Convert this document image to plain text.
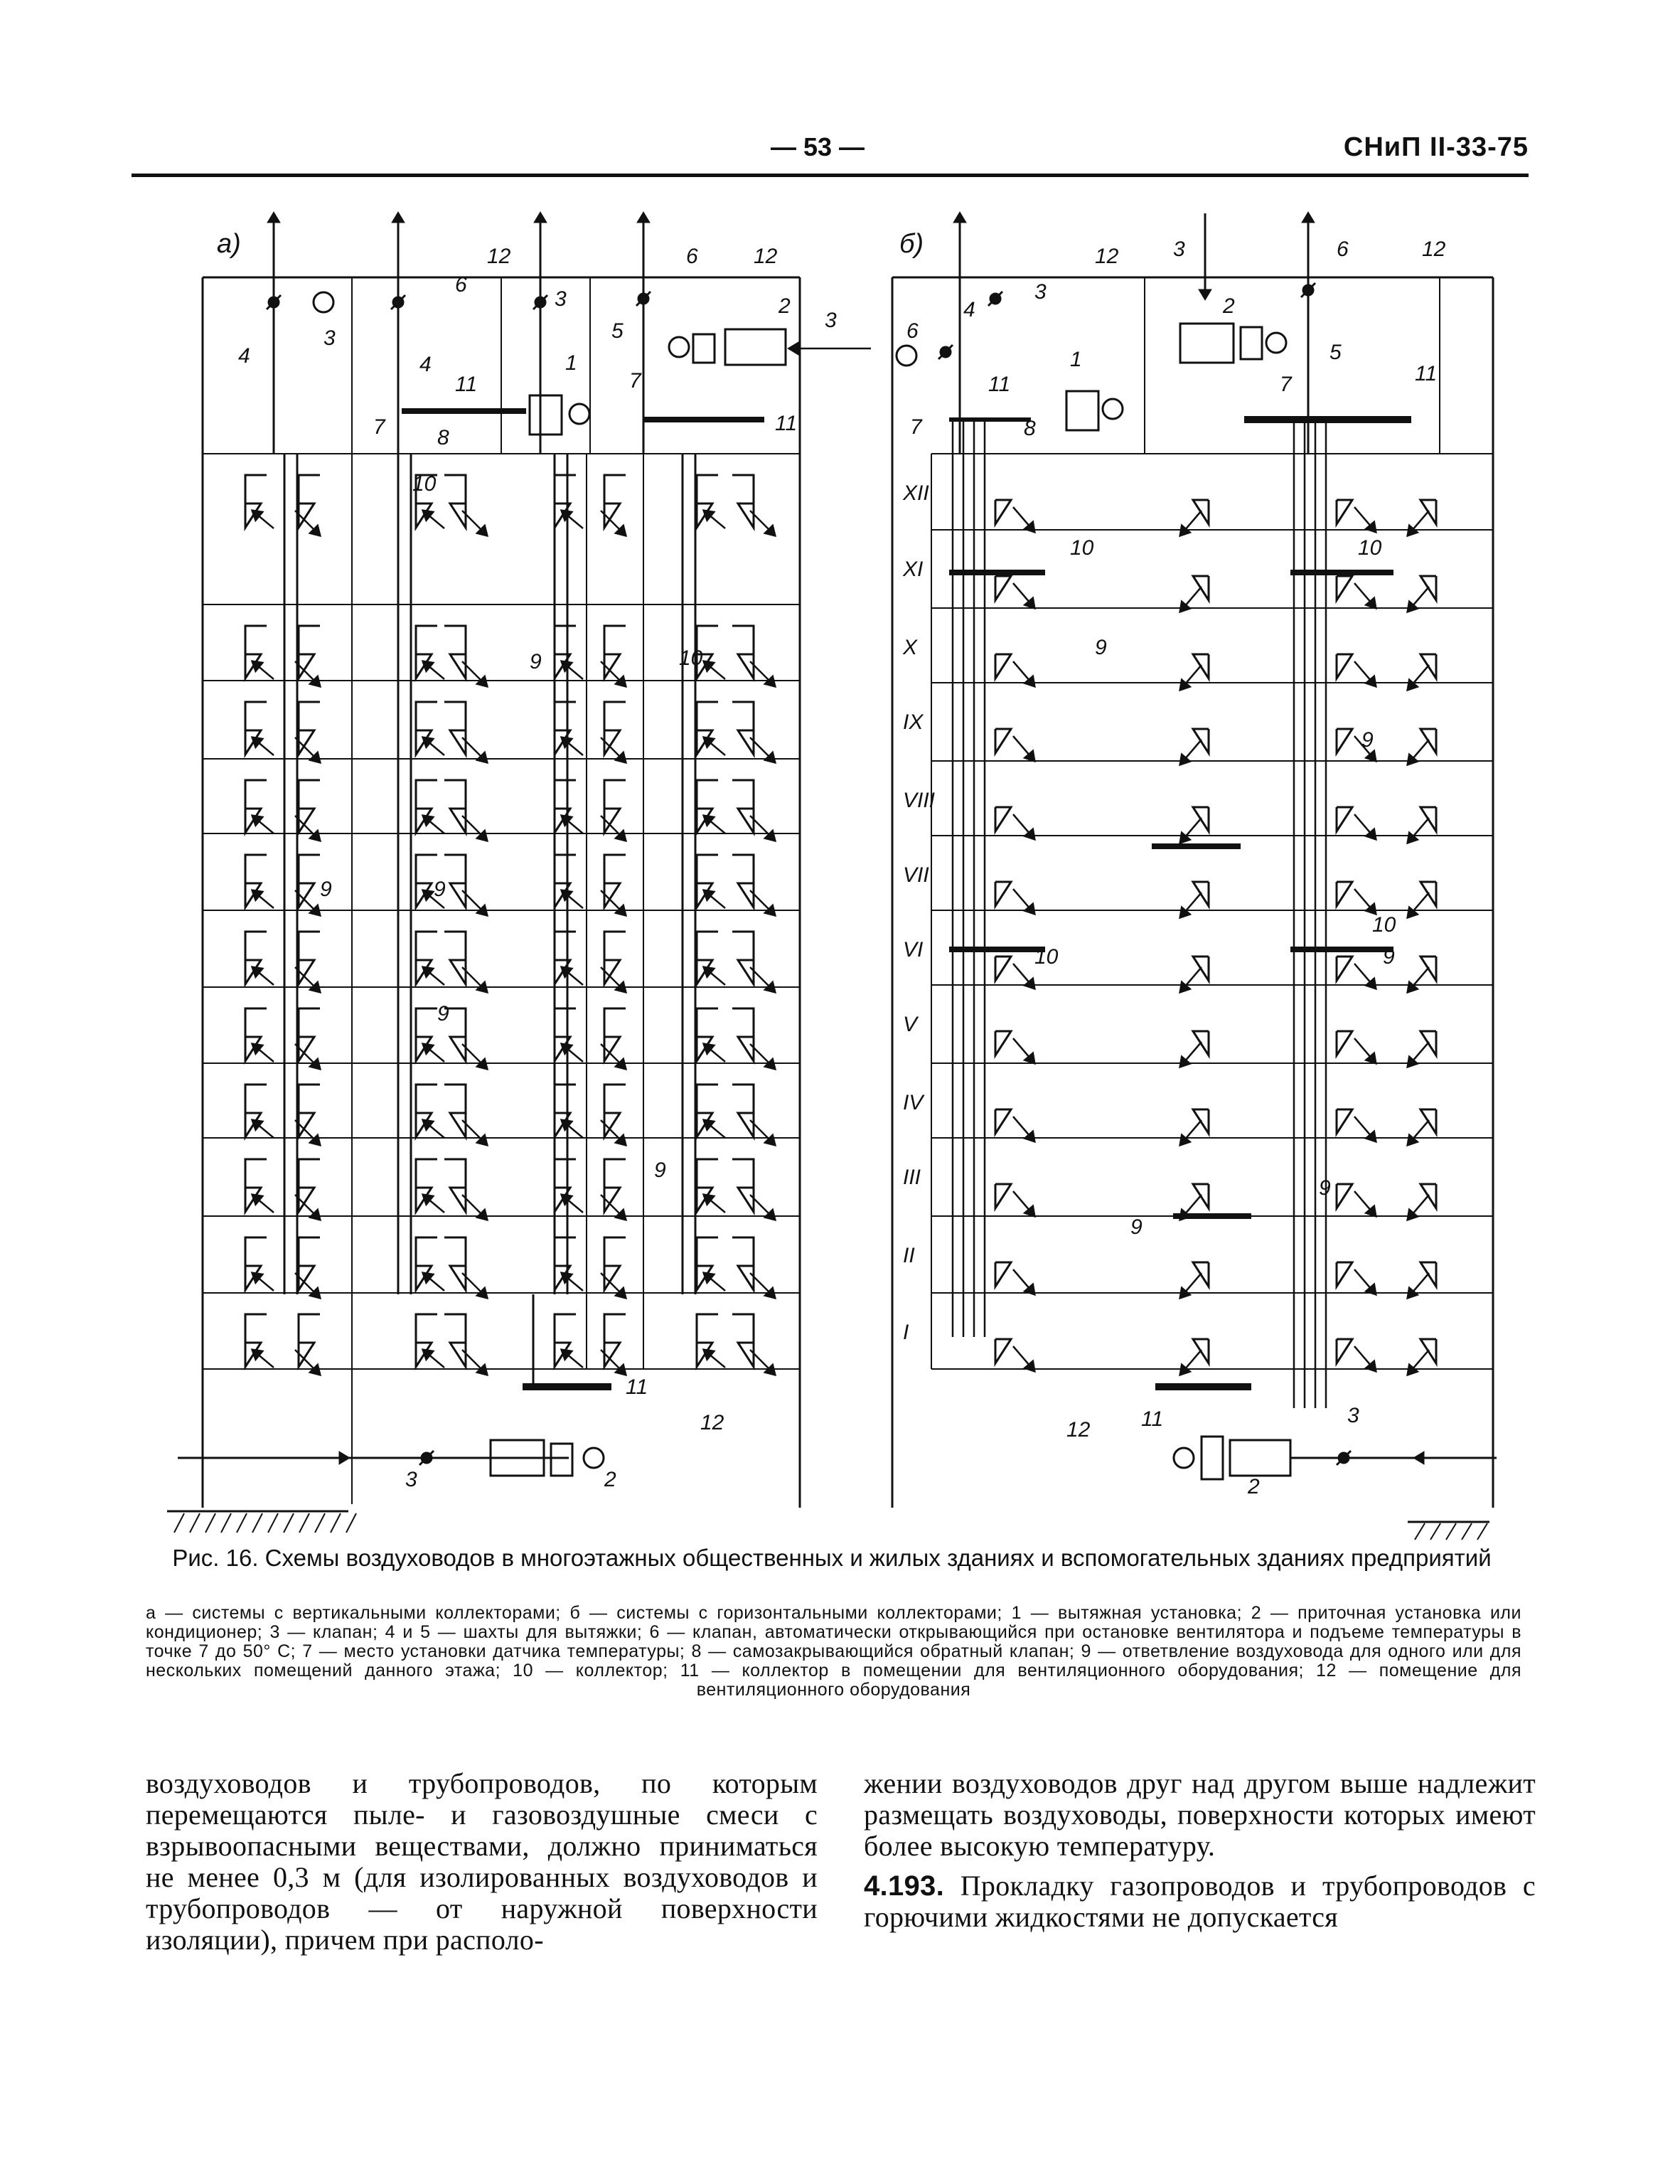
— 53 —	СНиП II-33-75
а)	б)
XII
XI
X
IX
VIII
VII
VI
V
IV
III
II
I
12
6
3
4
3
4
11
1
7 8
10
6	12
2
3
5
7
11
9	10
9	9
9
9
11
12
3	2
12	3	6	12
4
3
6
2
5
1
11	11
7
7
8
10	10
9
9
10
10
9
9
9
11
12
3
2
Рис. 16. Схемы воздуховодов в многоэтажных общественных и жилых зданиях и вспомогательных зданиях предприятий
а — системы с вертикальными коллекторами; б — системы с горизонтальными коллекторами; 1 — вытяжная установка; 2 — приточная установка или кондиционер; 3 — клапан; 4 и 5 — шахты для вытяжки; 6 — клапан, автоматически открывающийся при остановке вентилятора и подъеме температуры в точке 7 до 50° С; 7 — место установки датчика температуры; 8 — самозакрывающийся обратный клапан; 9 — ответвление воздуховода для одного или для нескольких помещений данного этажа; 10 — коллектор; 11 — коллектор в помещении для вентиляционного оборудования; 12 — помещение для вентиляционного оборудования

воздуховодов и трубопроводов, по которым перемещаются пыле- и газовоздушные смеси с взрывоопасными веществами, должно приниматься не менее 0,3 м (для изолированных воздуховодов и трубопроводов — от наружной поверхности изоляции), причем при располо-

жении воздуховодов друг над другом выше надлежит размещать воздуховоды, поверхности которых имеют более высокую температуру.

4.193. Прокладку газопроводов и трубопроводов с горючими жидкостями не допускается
* * *
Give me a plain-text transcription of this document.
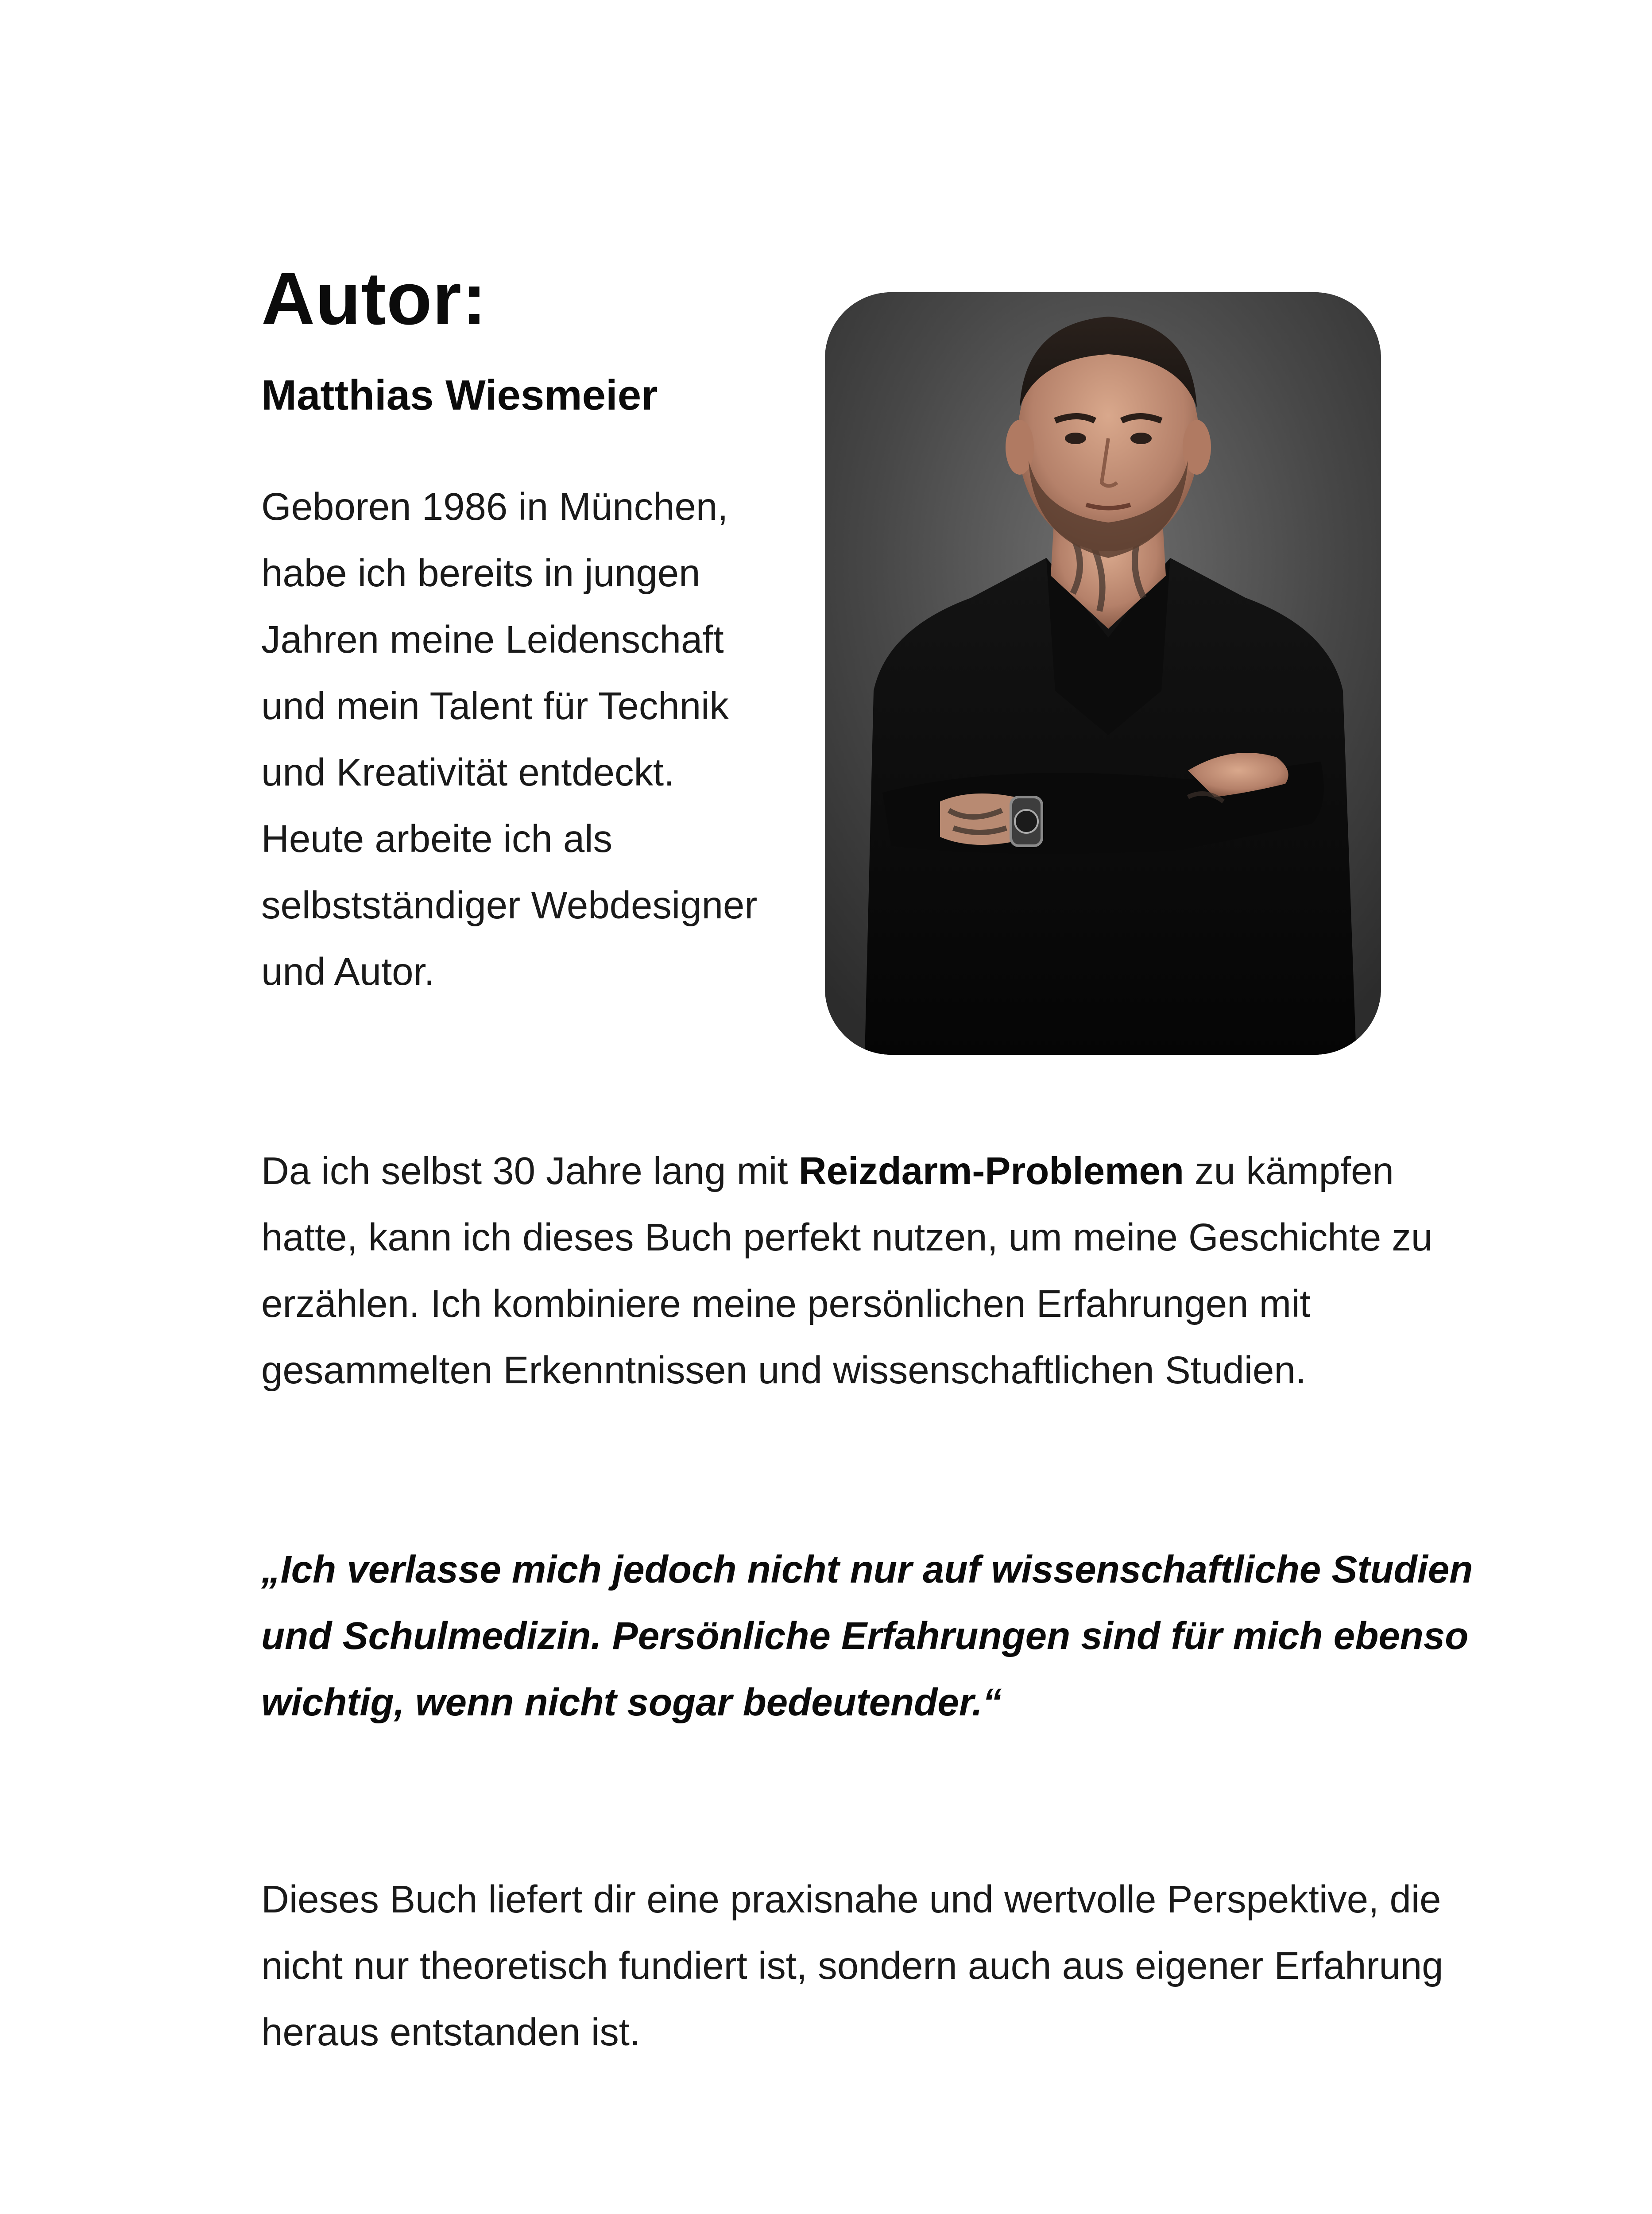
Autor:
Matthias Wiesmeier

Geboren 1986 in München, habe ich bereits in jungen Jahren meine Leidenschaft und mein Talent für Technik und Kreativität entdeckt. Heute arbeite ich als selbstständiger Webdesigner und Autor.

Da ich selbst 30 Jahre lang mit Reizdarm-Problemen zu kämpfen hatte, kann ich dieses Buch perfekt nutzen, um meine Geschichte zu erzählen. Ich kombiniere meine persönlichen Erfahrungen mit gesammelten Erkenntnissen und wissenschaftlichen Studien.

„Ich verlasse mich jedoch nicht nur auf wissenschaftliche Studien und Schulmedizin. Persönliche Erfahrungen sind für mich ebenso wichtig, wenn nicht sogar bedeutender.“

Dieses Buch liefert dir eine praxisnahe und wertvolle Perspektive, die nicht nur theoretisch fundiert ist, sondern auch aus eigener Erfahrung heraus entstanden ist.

> [YOUR TASK]: Tally the lines holding the string "text" and give only the count.

> [SOLUTION FOR THIS PROBLEM]: 2